* _WHAT IS EXPECTED_:
Count how many lines contain the word "hazardous". Respond with the number alone.

(Recorded data)

[start]

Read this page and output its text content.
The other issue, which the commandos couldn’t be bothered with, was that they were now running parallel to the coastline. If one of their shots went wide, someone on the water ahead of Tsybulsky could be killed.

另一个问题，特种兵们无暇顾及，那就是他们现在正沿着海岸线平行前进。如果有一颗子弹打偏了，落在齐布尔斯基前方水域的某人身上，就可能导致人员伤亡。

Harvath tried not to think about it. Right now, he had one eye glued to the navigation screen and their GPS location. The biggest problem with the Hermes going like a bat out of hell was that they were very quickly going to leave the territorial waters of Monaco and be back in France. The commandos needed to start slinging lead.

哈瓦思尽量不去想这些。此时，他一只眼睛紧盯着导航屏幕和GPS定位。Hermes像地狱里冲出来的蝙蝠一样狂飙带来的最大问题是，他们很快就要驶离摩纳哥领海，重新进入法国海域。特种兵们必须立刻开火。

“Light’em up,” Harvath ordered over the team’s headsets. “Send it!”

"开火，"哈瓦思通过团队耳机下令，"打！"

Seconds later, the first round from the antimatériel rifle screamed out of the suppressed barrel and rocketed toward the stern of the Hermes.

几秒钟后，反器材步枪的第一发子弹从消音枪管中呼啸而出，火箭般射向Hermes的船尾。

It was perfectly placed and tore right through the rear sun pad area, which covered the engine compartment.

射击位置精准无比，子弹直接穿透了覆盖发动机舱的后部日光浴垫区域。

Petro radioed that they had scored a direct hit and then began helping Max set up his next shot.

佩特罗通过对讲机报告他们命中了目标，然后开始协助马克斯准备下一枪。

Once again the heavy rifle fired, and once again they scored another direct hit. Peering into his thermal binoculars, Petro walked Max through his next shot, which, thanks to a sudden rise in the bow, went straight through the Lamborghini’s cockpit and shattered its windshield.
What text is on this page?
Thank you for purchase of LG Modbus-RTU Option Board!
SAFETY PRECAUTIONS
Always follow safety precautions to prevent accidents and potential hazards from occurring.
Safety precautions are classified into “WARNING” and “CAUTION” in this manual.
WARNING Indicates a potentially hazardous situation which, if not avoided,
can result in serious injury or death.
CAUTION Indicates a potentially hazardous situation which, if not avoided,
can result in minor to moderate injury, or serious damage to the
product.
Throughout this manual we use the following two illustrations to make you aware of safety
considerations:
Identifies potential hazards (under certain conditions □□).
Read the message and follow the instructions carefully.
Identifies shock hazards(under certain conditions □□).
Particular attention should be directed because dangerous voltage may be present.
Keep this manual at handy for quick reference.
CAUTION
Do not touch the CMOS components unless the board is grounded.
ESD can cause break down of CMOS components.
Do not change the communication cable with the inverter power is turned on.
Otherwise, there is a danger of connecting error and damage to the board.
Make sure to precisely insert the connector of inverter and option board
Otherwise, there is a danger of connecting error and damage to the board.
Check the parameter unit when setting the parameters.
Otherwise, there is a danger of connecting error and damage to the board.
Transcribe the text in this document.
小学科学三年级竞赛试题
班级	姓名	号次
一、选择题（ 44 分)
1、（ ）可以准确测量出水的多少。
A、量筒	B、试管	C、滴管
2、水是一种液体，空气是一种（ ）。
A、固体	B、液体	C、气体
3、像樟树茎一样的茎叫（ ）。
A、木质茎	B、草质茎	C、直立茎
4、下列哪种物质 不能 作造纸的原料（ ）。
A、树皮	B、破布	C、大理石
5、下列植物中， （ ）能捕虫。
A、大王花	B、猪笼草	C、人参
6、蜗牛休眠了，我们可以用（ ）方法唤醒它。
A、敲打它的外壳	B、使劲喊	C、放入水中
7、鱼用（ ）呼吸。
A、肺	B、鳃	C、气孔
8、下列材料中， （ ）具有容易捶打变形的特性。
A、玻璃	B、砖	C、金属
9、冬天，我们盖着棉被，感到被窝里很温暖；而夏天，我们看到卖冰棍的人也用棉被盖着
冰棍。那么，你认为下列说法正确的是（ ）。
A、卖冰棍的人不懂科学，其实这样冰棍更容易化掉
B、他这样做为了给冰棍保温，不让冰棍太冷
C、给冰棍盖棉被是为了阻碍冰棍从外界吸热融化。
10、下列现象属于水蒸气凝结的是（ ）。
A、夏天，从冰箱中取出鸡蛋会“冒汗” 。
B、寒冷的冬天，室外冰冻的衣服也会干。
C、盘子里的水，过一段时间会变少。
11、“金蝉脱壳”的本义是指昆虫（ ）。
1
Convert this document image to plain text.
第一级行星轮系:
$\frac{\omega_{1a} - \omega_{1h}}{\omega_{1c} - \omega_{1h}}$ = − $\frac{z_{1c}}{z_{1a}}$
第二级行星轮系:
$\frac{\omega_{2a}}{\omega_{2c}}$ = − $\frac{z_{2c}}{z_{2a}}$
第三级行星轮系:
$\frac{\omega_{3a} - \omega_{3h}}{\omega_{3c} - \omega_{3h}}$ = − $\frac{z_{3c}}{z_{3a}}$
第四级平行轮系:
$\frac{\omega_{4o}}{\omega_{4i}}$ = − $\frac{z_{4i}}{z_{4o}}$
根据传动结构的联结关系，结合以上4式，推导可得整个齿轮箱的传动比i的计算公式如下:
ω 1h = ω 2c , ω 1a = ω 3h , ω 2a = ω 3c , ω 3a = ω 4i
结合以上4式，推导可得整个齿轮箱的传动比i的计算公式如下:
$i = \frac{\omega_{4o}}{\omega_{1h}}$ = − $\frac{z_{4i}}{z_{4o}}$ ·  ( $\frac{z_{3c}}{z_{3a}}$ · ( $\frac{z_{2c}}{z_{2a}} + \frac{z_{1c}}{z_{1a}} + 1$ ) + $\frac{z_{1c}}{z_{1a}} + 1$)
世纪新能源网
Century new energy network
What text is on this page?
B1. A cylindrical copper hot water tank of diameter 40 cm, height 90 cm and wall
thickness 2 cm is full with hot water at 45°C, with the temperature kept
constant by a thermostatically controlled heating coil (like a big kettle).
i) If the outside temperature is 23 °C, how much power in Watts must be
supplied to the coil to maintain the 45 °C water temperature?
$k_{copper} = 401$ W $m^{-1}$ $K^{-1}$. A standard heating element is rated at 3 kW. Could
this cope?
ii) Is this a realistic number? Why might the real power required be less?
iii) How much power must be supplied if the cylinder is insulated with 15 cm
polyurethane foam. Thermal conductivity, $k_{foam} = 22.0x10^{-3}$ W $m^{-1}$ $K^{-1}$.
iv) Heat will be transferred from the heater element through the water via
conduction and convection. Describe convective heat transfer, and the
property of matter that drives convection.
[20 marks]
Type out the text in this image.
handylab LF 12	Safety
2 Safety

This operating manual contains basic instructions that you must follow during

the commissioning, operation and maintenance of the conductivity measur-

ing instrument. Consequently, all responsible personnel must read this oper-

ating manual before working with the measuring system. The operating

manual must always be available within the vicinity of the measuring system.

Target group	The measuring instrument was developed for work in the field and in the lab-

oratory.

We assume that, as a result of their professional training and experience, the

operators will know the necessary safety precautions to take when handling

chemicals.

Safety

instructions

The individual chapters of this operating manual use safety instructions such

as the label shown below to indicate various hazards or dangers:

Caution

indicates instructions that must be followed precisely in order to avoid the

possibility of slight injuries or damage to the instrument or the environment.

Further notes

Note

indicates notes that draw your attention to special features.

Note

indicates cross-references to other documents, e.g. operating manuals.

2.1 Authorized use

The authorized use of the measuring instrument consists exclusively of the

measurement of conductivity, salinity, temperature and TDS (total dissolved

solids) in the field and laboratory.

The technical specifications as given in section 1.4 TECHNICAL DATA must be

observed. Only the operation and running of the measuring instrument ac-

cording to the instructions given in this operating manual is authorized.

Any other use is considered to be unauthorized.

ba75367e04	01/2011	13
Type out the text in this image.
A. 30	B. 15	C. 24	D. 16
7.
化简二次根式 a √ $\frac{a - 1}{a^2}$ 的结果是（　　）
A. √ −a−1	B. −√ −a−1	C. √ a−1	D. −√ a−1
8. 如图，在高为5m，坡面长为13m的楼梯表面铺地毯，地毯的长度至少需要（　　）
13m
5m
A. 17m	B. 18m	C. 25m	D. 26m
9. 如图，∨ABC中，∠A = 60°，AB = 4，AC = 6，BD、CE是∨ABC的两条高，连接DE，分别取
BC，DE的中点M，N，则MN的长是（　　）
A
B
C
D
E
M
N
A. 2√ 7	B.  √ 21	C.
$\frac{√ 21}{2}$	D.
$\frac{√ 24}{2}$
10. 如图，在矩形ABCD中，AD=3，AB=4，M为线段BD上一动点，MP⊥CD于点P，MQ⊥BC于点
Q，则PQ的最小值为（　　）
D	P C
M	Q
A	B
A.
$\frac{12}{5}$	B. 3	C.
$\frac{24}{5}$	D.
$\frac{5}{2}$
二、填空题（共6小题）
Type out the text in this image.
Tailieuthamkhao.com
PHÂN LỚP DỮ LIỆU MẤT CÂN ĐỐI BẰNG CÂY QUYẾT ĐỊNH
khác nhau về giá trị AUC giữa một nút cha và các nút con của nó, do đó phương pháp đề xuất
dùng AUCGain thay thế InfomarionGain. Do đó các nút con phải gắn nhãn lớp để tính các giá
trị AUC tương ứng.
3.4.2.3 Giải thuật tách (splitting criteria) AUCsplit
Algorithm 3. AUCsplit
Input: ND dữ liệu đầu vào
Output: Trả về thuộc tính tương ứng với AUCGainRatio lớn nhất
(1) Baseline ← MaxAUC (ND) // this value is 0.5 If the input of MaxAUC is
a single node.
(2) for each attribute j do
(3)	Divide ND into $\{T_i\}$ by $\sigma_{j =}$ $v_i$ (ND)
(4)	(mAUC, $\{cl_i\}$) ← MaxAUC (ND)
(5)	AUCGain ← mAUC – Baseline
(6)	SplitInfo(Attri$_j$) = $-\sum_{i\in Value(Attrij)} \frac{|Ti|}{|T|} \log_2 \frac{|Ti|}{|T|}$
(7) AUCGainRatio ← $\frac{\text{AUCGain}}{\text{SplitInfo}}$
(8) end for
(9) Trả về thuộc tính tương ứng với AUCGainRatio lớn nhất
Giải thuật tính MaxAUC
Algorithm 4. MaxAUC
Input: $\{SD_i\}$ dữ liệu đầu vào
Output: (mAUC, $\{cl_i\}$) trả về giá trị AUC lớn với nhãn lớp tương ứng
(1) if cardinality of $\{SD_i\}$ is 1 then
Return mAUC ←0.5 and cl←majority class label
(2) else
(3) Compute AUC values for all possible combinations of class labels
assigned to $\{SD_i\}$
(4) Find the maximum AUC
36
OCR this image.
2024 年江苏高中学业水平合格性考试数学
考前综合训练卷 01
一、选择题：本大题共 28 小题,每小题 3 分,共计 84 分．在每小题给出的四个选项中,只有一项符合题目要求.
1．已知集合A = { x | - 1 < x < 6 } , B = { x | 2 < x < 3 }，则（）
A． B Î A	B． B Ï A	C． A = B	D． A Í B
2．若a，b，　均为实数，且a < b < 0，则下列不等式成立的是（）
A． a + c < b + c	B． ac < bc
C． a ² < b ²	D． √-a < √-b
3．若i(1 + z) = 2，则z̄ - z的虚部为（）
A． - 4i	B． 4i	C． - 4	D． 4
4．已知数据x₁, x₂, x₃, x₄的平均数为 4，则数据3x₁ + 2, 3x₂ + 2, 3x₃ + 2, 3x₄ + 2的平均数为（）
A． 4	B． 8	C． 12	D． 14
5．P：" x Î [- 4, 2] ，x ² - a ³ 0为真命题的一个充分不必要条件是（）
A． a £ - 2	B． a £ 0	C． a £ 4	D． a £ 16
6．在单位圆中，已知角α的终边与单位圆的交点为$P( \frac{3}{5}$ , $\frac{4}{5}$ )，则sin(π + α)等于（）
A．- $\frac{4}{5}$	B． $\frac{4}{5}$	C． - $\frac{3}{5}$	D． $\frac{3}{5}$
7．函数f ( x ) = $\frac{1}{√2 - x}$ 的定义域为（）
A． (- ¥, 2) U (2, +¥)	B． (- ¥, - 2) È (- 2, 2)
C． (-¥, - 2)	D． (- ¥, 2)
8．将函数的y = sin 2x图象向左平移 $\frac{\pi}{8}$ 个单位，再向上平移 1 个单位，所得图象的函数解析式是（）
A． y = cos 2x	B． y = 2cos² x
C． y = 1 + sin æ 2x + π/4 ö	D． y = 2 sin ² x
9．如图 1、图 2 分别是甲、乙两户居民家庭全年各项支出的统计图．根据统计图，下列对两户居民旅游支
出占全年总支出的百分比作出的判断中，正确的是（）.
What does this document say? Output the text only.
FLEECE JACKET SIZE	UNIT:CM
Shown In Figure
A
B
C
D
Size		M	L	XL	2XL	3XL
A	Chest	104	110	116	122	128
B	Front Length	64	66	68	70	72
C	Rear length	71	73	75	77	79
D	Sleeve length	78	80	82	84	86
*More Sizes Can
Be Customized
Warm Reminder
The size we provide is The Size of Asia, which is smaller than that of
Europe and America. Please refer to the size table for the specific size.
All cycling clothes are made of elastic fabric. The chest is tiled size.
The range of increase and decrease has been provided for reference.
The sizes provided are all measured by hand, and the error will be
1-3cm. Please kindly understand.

[end]

* _EXERCISE OUTPUT_:
2